─── Exercise input ───

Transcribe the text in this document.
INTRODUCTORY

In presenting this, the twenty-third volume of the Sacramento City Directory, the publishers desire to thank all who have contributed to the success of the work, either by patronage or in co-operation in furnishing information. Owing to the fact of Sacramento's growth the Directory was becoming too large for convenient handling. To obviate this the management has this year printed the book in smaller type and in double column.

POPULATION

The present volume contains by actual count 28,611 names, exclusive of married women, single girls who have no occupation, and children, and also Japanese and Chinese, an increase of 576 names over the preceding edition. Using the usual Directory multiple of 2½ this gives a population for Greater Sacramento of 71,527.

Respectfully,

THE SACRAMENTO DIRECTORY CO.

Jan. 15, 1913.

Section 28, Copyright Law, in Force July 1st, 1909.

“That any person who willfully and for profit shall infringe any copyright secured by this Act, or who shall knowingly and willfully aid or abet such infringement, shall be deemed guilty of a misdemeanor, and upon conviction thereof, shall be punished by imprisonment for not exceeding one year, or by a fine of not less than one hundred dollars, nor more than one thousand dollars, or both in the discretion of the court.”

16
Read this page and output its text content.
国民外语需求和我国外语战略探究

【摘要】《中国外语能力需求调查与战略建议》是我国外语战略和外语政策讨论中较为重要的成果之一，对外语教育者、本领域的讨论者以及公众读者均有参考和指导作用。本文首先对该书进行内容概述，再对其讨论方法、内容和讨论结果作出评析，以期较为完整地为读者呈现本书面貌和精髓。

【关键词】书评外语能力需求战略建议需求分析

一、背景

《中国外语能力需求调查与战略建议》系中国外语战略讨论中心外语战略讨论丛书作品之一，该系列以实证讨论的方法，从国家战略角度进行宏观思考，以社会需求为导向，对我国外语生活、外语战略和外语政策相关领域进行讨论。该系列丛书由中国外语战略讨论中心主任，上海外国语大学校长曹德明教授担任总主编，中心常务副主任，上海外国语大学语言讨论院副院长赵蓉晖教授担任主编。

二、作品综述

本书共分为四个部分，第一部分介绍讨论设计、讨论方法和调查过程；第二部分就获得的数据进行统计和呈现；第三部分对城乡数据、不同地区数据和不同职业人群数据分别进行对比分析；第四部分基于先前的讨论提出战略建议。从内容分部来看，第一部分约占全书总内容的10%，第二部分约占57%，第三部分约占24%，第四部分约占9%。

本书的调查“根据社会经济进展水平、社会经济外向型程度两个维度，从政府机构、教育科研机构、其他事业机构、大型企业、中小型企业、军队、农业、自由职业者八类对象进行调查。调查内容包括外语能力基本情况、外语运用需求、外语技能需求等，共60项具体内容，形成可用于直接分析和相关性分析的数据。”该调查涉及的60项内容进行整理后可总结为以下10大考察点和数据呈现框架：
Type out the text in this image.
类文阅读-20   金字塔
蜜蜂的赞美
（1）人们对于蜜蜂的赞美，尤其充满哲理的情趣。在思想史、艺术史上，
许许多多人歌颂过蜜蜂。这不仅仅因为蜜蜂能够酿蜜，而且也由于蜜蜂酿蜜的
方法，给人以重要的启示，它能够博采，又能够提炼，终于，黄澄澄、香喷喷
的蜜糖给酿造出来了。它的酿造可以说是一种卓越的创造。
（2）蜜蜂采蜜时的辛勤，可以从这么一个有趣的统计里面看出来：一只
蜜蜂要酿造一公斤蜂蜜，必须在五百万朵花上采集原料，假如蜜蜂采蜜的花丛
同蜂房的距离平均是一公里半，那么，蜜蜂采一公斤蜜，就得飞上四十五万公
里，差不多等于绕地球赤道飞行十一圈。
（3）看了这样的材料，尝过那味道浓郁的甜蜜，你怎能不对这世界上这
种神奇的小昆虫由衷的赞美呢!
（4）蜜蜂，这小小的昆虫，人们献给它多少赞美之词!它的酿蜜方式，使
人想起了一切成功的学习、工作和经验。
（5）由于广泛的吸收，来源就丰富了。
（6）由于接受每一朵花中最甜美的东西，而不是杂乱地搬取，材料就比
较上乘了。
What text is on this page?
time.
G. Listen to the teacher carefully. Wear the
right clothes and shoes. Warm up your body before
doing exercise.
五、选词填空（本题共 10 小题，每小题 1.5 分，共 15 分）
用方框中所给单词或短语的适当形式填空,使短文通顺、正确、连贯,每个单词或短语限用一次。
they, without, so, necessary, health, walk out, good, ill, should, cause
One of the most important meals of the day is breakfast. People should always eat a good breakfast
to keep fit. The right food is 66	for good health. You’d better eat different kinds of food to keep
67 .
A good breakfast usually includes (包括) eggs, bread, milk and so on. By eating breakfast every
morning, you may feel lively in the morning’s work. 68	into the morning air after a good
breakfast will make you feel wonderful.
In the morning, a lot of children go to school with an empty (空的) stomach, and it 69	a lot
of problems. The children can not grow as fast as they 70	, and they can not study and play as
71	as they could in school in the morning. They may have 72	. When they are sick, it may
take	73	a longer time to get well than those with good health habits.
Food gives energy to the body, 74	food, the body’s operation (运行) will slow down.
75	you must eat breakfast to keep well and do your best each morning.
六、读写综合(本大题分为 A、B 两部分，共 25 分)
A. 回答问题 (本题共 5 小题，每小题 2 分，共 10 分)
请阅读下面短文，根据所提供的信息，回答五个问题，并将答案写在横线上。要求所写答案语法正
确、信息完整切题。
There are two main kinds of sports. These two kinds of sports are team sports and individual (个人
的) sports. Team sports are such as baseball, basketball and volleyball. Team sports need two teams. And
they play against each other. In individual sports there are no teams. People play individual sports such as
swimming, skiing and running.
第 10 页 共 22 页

───

**What needs to be done:**
Say how many lines contain "body", and give nothing but that number.

**Task solution:**
2